▶ **Work to do**:
Count the lines below that contain the word "USOil" and give only that number.

# # #

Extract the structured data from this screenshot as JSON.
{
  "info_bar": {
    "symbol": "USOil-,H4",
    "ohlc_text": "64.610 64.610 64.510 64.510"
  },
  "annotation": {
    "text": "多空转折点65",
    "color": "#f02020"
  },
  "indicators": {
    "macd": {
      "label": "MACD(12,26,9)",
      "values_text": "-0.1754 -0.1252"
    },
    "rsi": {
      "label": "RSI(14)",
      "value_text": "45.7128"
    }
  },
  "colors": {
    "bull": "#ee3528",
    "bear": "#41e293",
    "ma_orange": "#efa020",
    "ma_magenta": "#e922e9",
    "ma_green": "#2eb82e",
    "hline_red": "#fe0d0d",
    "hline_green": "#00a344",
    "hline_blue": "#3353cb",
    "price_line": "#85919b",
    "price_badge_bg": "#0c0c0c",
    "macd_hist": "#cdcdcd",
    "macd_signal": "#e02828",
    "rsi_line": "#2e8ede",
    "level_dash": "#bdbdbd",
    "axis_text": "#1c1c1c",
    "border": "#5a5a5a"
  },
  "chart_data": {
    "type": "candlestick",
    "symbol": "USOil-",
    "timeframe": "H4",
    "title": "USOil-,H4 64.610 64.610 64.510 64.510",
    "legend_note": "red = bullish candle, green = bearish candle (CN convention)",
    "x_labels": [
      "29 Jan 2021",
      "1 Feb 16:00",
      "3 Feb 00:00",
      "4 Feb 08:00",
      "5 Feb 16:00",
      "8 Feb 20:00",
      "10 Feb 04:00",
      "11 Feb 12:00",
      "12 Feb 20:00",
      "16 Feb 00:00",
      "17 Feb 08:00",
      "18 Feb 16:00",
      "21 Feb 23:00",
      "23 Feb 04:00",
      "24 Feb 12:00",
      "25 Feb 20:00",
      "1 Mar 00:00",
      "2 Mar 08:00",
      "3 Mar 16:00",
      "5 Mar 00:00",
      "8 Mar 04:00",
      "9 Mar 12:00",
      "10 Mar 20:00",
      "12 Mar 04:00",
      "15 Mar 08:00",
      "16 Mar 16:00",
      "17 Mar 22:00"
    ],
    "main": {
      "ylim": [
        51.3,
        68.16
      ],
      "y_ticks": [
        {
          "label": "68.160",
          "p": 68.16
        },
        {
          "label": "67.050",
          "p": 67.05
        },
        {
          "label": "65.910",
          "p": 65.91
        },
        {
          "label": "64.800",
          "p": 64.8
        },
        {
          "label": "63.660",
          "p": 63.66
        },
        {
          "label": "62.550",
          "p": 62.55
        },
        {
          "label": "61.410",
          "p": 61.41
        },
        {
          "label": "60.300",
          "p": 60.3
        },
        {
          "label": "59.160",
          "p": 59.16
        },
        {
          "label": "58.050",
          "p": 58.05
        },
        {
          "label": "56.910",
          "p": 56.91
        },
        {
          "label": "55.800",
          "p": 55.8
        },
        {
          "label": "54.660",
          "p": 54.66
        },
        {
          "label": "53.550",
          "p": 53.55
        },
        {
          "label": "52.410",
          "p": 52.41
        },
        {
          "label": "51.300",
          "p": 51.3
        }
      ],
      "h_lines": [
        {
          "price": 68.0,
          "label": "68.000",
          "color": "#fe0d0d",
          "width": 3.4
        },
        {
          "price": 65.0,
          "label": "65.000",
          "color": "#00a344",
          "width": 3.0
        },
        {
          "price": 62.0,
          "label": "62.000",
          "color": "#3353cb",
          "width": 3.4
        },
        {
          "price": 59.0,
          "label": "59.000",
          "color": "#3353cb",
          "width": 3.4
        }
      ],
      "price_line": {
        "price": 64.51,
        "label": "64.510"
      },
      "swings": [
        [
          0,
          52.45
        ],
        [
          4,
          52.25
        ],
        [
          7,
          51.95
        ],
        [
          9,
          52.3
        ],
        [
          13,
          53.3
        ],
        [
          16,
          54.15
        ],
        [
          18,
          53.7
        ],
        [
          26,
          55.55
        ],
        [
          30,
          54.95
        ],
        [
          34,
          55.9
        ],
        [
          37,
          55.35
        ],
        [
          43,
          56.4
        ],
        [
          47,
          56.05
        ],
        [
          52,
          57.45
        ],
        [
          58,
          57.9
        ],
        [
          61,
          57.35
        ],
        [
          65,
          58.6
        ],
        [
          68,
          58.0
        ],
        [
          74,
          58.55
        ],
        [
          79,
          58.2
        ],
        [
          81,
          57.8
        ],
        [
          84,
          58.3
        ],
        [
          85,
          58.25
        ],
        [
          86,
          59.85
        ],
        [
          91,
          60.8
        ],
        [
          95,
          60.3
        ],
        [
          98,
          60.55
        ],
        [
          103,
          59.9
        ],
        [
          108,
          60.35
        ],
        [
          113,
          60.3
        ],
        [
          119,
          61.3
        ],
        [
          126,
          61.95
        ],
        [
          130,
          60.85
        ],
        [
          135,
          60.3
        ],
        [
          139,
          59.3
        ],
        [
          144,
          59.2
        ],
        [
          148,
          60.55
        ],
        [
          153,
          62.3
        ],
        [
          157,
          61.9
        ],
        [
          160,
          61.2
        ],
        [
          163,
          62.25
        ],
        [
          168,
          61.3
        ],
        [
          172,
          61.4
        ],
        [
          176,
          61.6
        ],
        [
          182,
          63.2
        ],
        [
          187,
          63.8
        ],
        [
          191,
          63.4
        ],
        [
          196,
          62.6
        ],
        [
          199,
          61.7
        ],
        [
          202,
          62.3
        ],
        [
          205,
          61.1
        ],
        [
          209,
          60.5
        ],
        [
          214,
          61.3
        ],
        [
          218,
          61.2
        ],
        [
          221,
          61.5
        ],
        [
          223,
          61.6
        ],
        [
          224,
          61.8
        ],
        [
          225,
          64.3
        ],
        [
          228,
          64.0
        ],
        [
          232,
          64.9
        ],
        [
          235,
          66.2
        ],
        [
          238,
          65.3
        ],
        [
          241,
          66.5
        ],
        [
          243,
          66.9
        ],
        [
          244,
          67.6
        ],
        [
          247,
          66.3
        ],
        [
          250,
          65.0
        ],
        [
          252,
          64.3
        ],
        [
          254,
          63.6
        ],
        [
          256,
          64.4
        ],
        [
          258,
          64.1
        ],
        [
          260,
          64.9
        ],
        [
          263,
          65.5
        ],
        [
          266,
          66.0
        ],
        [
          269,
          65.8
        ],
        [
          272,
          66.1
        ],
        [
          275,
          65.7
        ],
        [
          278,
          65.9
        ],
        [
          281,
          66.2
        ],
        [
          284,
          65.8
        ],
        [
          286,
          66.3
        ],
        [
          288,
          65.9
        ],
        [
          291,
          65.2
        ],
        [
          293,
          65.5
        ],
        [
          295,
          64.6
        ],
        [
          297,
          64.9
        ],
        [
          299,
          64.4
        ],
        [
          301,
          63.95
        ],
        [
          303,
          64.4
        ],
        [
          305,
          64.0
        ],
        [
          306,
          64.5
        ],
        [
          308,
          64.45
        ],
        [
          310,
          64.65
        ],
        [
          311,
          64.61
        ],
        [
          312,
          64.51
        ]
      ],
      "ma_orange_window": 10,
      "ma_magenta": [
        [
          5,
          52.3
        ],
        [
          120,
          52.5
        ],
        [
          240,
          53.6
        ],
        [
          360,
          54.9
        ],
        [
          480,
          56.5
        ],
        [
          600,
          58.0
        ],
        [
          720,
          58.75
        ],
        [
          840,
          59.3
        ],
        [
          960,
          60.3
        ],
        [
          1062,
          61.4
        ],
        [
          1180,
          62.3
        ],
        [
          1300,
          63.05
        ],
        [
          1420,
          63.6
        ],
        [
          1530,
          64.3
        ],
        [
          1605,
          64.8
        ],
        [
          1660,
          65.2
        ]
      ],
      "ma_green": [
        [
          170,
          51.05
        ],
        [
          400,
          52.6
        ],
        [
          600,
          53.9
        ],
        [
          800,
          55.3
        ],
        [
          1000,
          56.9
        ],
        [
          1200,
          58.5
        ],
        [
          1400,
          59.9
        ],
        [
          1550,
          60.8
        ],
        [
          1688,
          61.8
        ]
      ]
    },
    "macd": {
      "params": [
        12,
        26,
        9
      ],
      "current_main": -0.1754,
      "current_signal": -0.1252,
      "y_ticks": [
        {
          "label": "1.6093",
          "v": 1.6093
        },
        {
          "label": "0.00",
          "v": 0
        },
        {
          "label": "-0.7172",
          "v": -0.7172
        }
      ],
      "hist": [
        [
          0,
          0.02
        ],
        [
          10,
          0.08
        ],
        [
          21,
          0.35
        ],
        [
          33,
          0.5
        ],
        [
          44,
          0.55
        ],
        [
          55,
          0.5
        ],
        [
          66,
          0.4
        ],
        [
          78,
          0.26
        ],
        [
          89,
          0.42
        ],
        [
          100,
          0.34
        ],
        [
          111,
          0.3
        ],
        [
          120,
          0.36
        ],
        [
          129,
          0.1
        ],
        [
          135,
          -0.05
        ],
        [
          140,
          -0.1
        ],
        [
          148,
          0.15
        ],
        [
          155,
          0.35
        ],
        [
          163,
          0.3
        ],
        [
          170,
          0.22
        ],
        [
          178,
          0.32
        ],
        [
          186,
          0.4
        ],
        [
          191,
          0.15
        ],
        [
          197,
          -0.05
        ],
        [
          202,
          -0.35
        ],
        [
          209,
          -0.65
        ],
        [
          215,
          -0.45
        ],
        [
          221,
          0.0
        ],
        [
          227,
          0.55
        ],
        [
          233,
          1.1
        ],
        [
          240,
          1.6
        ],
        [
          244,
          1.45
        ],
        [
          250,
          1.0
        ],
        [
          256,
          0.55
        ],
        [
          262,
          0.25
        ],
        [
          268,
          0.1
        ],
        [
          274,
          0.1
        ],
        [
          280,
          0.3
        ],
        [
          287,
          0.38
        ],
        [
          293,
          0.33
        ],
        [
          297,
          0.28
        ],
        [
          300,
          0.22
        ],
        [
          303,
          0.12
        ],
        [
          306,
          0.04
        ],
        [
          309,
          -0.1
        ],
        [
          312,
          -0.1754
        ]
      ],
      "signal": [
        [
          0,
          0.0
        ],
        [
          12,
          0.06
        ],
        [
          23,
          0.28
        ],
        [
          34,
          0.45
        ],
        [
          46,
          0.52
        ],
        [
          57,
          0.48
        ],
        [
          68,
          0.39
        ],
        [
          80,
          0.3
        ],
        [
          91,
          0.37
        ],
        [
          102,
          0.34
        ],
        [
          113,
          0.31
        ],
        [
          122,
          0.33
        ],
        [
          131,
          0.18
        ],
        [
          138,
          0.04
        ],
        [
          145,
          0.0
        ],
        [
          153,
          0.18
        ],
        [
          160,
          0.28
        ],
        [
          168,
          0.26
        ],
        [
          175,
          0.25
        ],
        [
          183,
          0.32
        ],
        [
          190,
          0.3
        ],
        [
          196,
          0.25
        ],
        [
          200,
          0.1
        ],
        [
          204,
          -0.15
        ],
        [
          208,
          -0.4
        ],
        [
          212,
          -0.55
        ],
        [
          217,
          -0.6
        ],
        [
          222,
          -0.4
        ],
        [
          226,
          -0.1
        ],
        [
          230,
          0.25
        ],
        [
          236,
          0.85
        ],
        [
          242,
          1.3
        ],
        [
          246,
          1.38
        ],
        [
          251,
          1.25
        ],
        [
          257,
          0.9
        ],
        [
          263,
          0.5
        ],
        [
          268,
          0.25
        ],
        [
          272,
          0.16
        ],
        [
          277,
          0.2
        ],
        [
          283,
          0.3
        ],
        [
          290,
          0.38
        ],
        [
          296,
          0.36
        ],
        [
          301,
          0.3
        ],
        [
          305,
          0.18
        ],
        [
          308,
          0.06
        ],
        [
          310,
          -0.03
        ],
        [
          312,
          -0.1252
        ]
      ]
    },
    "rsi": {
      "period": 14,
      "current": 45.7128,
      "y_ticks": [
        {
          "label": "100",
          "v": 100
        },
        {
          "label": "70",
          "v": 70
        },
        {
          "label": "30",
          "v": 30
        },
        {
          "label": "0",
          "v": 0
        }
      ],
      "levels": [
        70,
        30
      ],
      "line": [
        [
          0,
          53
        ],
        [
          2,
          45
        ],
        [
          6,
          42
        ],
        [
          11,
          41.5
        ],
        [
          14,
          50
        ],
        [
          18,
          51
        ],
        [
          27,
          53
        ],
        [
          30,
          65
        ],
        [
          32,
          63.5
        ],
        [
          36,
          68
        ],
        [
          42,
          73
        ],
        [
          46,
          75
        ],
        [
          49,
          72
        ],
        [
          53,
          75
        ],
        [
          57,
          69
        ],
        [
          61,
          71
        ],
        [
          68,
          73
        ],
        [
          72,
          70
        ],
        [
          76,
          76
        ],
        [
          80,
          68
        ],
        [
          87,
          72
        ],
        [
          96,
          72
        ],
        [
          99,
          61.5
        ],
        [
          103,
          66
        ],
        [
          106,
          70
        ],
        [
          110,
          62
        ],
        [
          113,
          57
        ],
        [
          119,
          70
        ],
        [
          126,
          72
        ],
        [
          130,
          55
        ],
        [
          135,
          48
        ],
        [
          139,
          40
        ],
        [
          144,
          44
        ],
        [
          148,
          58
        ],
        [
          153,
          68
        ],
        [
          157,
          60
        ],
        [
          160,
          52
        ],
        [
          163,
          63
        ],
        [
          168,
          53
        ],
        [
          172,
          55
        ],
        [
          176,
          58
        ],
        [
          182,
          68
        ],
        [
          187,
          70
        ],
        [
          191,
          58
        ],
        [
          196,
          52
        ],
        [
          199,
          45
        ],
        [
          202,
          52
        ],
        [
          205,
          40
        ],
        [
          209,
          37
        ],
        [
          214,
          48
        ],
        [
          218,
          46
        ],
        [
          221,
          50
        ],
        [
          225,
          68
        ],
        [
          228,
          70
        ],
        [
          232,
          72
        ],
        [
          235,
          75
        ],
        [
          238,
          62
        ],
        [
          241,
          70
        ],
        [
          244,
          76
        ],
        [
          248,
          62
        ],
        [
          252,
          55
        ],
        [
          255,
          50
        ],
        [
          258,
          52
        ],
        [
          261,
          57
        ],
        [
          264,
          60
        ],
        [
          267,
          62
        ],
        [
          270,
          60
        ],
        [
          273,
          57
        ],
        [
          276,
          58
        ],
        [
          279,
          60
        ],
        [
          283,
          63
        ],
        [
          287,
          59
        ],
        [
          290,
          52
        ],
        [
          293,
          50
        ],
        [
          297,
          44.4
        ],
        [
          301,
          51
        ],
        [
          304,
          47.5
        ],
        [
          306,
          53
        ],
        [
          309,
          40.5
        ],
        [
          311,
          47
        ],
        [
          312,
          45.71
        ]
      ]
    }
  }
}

# # #

▶ **Result of the task**:
3